Data entries:
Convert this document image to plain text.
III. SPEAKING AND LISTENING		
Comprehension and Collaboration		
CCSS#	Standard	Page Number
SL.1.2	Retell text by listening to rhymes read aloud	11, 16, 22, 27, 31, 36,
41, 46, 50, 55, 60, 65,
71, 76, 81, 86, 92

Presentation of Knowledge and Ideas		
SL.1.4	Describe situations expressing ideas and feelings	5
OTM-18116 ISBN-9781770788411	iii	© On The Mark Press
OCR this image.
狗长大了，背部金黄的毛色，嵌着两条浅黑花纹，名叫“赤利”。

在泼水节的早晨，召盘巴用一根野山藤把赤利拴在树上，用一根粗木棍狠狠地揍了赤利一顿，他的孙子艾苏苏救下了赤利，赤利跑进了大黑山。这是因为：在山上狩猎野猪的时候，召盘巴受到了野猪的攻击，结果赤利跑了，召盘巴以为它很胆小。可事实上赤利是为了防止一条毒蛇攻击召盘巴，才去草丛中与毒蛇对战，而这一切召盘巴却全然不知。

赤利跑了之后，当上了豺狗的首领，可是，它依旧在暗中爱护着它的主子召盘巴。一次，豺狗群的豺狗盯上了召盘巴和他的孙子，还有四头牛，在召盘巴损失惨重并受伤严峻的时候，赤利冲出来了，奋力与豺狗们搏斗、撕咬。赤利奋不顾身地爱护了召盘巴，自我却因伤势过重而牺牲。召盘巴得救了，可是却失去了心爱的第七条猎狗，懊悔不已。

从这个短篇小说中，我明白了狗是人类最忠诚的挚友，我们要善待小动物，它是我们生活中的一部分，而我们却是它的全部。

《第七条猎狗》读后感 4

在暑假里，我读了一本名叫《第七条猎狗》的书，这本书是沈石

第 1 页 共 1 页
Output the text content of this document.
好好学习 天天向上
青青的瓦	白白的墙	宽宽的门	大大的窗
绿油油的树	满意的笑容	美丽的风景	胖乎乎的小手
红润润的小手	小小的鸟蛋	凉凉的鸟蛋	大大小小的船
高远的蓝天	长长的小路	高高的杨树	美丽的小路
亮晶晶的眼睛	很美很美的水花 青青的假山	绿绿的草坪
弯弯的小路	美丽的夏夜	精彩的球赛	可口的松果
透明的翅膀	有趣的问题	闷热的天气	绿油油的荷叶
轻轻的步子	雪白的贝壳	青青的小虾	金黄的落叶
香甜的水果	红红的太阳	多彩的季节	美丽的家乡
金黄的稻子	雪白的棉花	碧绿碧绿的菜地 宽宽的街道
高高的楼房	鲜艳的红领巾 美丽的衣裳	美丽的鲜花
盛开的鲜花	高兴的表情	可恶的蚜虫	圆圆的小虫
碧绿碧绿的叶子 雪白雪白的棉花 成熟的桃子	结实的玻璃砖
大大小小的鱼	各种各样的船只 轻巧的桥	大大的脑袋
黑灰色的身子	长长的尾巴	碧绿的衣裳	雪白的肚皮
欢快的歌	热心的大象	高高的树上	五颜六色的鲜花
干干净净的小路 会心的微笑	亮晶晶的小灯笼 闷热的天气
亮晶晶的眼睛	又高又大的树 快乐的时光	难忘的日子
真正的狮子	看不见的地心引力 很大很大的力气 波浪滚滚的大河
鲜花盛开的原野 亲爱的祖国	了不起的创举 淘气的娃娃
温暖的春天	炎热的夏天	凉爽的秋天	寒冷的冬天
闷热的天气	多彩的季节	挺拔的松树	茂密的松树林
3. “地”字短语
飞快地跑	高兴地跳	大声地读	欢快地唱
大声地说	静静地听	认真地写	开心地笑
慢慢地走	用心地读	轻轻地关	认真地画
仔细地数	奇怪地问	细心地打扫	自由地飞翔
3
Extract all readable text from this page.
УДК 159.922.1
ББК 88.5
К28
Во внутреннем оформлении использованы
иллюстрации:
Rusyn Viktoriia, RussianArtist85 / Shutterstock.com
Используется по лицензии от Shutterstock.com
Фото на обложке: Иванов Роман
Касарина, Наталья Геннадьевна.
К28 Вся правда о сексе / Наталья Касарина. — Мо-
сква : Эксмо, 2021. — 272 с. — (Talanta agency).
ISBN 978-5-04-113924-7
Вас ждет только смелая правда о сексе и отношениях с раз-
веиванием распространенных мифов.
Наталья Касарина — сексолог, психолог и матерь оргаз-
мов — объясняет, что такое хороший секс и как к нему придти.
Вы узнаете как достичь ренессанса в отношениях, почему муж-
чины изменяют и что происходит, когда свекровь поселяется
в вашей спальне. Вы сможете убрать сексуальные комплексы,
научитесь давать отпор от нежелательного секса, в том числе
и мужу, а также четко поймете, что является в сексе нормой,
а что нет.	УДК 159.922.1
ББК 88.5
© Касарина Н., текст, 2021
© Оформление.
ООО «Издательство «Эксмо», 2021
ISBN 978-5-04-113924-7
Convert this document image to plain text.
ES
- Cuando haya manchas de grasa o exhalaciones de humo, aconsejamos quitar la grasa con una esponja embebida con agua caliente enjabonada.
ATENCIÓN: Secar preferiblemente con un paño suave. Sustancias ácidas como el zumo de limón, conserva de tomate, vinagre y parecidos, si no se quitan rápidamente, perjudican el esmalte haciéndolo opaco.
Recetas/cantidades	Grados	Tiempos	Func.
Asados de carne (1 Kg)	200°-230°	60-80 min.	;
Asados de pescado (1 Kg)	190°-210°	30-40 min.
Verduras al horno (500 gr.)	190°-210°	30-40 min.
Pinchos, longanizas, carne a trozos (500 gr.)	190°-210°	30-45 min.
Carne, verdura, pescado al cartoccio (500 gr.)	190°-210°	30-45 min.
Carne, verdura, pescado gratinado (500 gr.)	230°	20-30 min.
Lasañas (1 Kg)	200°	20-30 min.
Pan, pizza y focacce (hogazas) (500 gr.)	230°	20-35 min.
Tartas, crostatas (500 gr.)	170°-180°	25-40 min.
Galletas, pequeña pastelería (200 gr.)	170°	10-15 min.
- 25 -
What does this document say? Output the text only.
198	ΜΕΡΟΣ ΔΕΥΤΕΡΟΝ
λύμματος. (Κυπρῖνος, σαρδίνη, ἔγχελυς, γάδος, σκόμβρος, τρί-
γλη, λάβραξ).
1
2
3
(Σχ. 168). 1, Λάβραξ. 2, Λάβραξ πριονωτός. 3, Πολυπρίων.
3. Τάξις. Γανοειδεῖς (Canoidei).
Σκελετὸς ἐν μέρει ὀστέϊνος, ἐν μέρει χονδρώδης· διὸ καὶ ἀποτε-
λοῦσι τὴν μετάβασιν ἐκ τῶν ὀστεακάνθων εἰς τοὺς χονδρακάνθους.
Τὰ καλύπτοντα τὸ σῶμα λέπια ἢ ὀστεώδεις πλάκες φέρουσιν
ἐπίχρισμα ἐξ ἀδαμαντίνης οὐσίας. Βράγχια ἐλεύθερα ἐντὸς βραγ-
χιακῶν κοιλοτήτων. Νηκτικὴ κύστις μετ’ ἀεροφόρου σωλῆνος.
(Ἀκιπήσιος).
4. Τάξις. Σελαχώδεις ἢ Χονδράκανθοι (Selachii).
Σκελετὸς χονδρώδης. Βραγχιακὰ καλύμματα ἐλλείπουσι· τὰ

REQUIREMENT >>
Locate the word "this" in the entries, and copy every line where it is found.

EXERCISE SOLUTION >>
Convert this document image to plain text.
OCR this image.
Output the text content of this document.
Extract all readable text from this page.
Convert this document image to plain text.
What does this document say? Output the text only.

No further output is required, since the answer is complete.